Reproduce the data below word for word and change nothing.

Excerpts from a layout annotation set:
════════════════════

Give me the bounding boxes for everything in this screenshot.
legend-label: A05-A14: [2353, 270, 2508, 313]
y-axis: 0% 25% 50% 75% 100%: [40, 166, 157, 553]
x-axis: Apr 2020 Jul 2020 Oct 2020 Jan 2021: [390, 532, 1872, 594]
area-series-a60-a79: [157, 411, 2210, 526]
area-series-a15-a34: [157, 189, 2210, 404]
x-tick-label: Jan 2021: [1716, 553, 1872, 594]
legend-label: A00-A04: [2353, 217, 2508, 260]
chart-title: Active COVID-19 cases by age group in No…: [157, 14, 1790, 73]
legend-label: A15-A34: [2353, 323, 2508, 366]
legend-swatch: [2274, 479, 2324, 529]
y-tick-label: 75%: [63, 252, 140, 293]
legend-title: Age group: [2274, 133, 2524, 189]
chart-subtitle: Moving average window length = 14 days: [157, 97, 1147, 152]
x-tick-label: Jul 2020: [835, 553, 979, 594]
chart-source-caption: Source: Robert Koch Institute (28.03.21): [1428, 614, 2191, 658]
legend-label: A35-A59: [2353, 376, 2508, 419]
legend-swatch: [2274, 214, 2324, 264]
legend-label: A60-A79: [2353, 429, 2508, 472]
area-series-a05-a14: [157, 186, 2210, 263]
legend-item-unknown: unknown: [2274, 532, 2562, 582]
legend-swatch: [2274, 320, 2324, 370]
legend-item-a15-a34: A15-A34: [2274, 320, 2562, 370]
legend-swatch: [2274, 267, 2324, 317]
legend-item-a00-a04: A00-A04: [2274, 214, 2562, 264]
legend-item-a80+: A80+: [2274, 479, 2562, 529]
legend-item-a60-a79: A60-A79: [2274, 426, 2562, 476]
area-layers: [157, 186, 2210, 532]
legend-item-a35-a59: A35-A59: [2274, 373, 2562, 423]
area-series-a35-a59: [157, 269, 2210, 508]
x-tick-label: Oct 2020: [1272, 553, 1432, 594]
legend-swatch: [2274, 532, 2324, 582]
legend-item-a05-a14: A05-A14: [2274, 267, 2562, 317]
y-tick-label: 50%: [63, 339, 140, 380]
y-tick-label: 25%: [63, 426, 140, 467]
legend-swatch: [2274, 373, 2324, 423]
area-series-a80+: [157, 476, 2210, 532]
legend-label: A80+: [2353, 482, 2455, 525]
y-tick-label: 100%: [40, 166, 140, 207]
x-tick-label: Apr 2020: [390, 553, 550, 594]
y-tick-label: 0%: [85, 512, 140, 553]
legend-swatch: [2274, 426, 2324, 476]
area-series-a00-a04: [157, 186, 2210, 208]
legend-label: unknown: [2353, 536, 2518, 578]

════════════════════

# RESPONSE FOR THIS EXERCISE
Give me the bounding boxes for everything in this screenshot.
legend-label: A05-A14: [2353, 270, 2508, 313]
y-axis: 0% 25% 50% 75% 100%: [40, 166, 157, 553]
x-axis: Apr 2020 Jul 2020 Oct 2020 Jan 2021: [390, 532, 1872, 594]
area-series-a60-a79: [157, 411, 2210, 526]
area-series-a15-a34: [157, 189, 2210, 404]
x-tick-label: Jan 2021: [1716, 553, 1872, 594]
legend-label: A00-A04: [2353, 217, 2508, 260]
chart-title: Active COVID-19 cases by age group in No…: [157, 14, 1790, 73]
legend-label: A15-A34: [2353, 323, 2508, 366]
legend-swatch: [2274, 479, 2324, 529]
y-tick-label: 75%: [63, 252, 140, 293]
legend-title: Age group: [2274, 133, 2524, 189]
chart-subtitle: Moving average window length = 14 days: [157, 97, 1147, 152]
x-tick-label: Jul 2020: [835, 553, 979, 594]
chart-source-caption: Source: Robert Koch Institute (28.03.21): [1428, 614, 2191, 658]
legend-label: A35-A59: [2353, 376, 2508, 419]
legend-swatch: [2274, 214, 2324, 264]
legend-label: A60-A79: [2353, 429, 2508, 472]
area-series-a05-a14: [157, 186, 2210, 263]
legend-item-unknown: unknown: [2274, 532, 2562, 582]
legend-swatch: [2274, 320, 2324, 370]
legend-item-a15-a34: A15-A34: [2274, 320, 2562, 370]
legend-swatch: [2274, 267, 2324, 317]
legend-item-a00-a04: A00-A04: [2274, 214, 2562, 264]
legend-item-a80+: A80+: [2274, 479, 2562, 529]
legend-item-a60-a79: A60-A79: [2274, 426, 2562, 476]
area-layers: [157, 186, 2210, 532]
legend-item-a35-a59: A35-A59: [2274, 373, 2562, 423]
area-series-a35-a59: [157, 269, 2210, 508]
x-tick-label: Oct 2020: [1272, 553, 1432, 594]
legend-swatch: [2274, 532, 2324, 582]
legend-item-a05-a14: A05-A14: [2274, 267, 2562, 317]
y-tick-label: 50%: [63, 339, 140, 380]
y-tick-label: 25%: [63, 426, 140, 467]
legend-swatch: [2274, 373, 2324, 423]
area-series-a80+: [157, 476, 2210, 532]
legend-label: A80+: [2353, 482, 2455, 525]
y-tick-label: 100%: [40, 166, 140, 207]
x-tick-label: Apr 2020: [390, 553, 550, 594]
y-tick-label: 0%: [85, 512, 140, 553]
legend-swatch: [2274, 426, 2324, 476]
area-series-a00-a04: [157, 186, 2210, 208]
legend-label: unknown: [2353, 536, 2518, 578]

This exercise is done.